*Task to complete*. Every entry must be echoed exactly.

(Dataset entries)

+++

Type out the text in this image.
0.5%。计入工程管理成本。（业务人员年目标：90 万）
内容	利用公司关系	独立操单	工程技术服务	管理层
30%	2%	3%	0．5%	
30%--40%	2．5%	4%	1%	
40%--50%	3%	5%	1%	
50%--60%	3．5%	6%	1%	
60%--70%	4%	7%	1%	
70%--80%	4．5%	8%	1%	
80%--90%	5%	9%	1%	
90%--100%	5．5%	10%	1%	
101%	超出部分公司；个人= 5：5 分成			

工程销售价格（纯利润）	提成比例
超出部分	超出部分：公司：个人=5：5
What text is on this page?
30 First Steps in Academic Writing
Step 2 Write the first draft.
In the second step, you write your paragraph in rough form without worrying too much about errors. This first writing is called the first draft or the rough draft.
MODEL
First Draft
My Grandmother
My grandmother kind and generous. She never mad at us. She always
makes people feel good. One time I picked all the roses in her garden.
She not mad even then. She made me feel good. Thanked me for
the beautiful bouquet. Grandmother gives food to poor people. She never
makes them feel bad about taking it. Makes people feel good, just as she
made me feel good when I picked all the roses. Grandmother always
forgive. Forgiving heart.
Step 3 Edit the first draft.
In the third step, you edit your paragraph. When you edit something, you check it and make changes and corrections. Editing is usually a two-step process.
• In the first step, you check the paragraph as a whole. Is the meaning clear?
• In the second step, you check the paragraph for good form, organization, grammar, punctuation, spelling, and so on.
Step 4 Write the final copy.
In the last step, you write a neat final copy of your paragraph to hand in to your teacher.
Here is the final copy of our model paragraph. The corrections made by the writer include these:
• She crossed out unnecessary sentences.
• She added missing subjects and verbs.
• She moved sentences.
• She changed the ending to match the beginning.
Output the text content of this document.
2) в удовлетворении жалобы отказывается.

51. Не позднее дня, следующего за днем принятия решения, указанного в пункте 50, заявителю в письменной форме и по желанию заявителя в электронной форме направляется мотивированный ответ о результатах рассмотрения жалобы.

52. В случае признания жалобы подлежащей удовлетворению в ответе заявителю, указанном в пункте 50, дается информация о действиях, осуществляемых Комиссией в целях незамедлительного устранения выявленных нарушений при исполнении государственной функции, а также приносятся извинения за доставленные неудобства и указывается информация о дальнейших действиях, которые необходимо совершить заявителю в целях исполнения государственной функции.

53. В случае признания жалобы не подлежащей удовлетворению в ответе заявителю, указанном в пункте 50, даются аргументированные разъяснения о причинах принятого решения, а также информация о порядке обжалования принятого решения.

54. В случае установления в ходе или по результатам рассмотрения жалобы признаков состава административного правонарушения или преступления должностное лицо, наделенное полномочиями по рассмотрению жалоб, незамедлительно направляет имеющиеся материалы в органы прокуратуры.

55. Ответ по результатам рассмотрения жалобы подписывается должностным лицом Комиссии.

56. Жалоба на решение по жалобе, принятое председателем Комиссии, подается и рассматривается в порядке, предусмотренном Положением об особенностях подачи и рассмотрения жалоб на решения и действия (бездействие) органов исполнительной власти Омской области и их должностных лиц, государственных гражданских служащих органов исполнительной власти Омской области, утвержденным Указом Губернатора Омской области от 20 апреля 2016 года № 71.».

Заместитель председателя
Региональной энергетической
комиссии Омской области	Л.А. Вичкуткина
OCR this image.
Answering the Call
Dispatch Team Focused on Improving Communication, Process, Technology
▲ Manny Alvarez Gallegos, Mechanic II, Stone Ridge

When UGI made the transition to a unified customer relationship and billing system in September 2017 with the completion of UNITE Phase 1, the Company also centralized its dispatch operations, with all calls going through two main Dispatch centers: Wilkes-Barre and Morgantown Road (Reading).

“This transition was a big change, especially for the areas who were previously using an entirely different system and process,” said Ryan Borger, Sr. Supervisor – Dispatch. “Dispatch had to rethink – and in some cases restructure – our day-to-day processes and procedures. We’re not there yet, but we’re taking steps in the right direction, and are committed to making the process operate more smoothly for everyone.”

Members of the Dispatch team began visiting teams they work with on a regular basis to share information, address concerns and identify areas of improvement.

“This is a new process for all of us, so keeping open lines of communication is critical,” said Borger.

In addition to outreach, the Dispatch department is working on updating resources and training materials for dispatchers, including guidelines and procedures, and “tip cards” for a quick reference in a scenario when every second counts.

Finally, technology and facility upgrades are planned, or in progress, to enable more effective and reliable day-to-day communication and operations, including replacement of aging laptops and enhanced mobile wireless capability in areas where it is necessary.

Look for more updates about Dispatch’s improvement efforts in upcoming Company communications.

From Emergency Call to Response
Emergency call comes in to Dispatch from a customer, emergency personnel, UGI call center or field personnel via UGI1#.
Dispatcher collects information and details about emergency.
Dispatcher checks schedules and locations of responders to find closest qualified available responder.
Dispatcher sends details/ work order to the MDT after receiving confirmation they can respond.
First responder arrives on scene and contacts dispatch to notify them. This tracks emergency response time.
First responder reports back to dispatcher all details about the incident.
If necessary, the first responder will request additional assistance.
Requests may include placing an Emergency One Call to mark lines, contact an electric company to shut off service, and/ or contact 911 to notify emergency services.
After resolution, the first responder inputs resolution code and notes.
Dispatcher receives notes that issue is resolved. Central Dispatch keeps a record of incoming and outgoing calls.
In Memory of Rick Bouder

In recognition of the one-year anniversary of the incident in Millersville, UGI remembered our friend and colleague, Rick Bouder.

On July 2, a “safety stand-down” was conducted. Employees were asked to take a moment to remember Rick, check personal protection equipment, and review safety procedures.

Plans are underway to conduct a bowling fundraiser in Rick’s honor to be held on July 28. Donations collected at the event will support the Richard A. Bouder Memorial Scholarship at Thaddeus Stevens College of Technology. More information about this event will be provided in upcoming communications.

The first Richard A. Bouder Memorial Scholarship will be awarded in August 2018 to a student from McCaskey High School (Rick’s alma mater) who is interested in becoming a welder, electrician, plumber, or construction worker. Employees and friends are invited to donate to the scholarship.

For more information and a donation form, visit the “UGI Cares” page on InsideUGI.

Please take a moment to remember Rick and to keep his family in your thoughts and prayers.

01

+++

*Task result*.
Type out the text in this image.
0.5%。计入工程管理成本。（业务人员年目标：90 万）
内容	利用公司关系	独立操单	工程技术服务	管理层
30%	2%	3%	0．5%	
30%--40%	2．5%	4%	1%	
40%--50%	3%	5%	1%	
50%--60%	3．5%	6%	1%	
60%--70%	4%	7%	1%	
70%--80%	4．5%	8%	1%	
80%--90%	5%	9%	1%	
90%--100%	5．5%	10%	1%	
101%	超出部分公司；个人= 5：5 分成			

工程销售价格（纯利润）	提成比例
超出部分	超出部分：公司：个人=5：5
What text is on this page?
30 First Steps in Academic Writing
Step 2 Write the first draft.
In the second step, you write your paragraph in rough form without worrying too much about errors. This first writing is called the first draft or the rough draft.
MODEL
First Draft
My Grandmother
My grandmother kind and generous. She never mad at us. She always
makes people feel good. One time I picked all the roses in her garden.
She not mad even then. She made me feel good. Thanked me for
the beautiful bouquet. Grandmother gives food to poor people. She never
makes them feel bad about taking it. Makes people feel good, just as she
made me feel good when I picked all the roses. Grandmother always
forgive. Forgiving heart.
Step 3 Edit the first draft.
In the third step, you edit your paragraph. When you edit something, you check it and make changes and corrections. Editing is usually a two-step process.
• In the first step, you check the paragraph as a whole. Is the meaning clear?
• In the second step, you check the paragraph for good form, organization, grammar, punctuation, spelling, and so on.
Step 4 Write the final copy.
In the last step, you write a neat final copy of your paragraph to hand in to your teacher.
Here is the final copy of our model paragraph. The corrections made by the writer include these:
• She crossed out unnecessary sentences.
• She added missing subjects and verbs.
• She moved sentences.
• She changed the ending to match the beginning.
Output the text content of this document.
2) в удовлетворении жалобы отказывается.

51. Не позднее дня, следующего за днем принятия решения, указанного в пункте 50, заявителю в письменной форме и по желанию заявителя в электронной форме направляется мотивированный ответ о результатах рассмотрения жалобы.

52. В случае признания жалобы подлежащей удовлетворению в ответе заявителю, указанном в пункте 50, дается информация о действиях, осуществляемых Комиссией в целях незамедлительного устранения выявленных нарушений при исполнении государственной функции, а также приносятся извинения за доставленные неудобства и указывается информация о дальнейших действиях, которые необходимо совершить заявителю в целях исполнения государственной функции.

53. В случае признания жалобы не подлежащей удовлетворению в ответе заявителю, указанном в пункте 50, даются аргументированные разъяснения о причинах принятого решения, а также информация о порядке обжалования принятого решения.

54. В случае установления в ходе или по результатам рассмотрения жалобы признаков состава административного правонарушения или преступления должностное лицо, наделенное полномочиями по рассмотрению жалоб, незамедлительно направляет имеющиеся материалы в органы прокуратуры.

55. Ответ по результатам рассмотрения жалобы подписывается должностным лицом Комиссии.

56. Жалоба на решение по жалобе, принятое председателем Комиссии, подается и рассматривается в порядке, предусмотренном Положением об особенностях подачи и рассмотрения жалоб на решения и действия (бездействие) органов исполнительной власти Омской области и их должностных лиц, государственных гражданских служащих органов исполнительной власти Омской области, утвержденным Указом Губернатора Омской области от 20 апреля 2016 года № 71.».

Заместитель председателя
Региональной энергетической
комиссии Омской области	Л.А. Вичкуткина
OCR this image.
Answering the Call
Dispatch Team Focused on Improving Communication, Process, Technology
▲ Manny Alvarez Gallegos, Mechanic II, Stone Ridge

When UGI made the transition to a unified customer relationship and billing system in September 2017 with the completion of UNITE Phase 1, the Company also centralized its dispatch operations, with all calls going through two main Dispatch centers: Wilkes-Barre and Morgantown Road (Reading).

“This transition was a big change, especially for the areas who were previously using an entirely different system and process,” said Ryan Borger, Sr. Supervisor – Dispatch. “Dispatch had to rethink – and in some cases restructure – our day-to-day processes and procedures. We’re not there yet, but we’re taking steps in the right direction, and are committed to making the process operate more smoothly for everyone.”

Members of the Dispatch team began visiting teams they work with on a regular basis to share information, address concerns and identify areas of improvement.

“This is a new process for all of us, so keeping open lines of communication is critical,” said Borger.

In addition to outreach, the Dispatch department is working on updating resources and training materials for dispatchers, including guidelines and procedures, and “tip cards” for a quick reference in a scenario when every second counts.

Finally, technology and facility upgrades are planned, or in progress, to enable more effective and reliable day-to-day communication and operations, including replacement of aging laptops and enhanced mobile wireless capability in areas where it is necessary.

Look for more updates about Dispatch’s improvement efforts in upcoming Company communications.

From Emergency Call to Response
Emergency call comes in to Dispatch from a customer, emergency personnel, UGI call center or field personnel via UGI1#.
Dispatcher collects information and details about emergency.
Dispatcher checks schedules and locations of responders to find closest qualified available responder.
Dispatcher sends details/ work order to the MDT after receiving confirmation they can respond.
First responder arrives on scene and contacts dispatch to notify them. This tracks emergency response time.
First responder reports back to dispatcher all details about the incident.
If necessary, the first responder will request additional assistance.
Requests may include placing an Emergency One Call to mark lines, contact an electric company to shut off service, and/ or contact 911 to notify emergency services.
After resolution, the first responder inputs resolution code and notes.
Dispatcher receives notes that issue is resolved. Central Dispatch keeps a record of incoming and outgoing calls.
In Memory of Rick Bouder

In recognition of the one-year anniversary of the incident in Millersville, UGI remembered our friend and colleague, Rick Bouder.

On July 2, a “safety stand-down” was conducted. Employees were asked to take a moment to remember Rick, check personal protection equipment, and review safety procedures.

Plans are underway to conduct a bowling fundraiser in Rick’s honor to be held on July 28. Donations collected at the event will support the Richard A. Bouder Memorial Scholarship at Thaddeus Stevens College of Technology. More information about this event will be provided in upcoming communications.

The first Richard A. Bouder Memorial Scholarship will be awarded in August 2018 to a student from McCaskey High School (Rick’s alma mater) who is interested in becoming a welder, electrician, plumber, or construction worker. Employees and friends are invited to donate to the scholarship.

For more information and a donation form, visit the “UGI Cares” page on InsideUGI.

Please take a moment to remember Rick and to keep his family in your thoughts and prayers.

01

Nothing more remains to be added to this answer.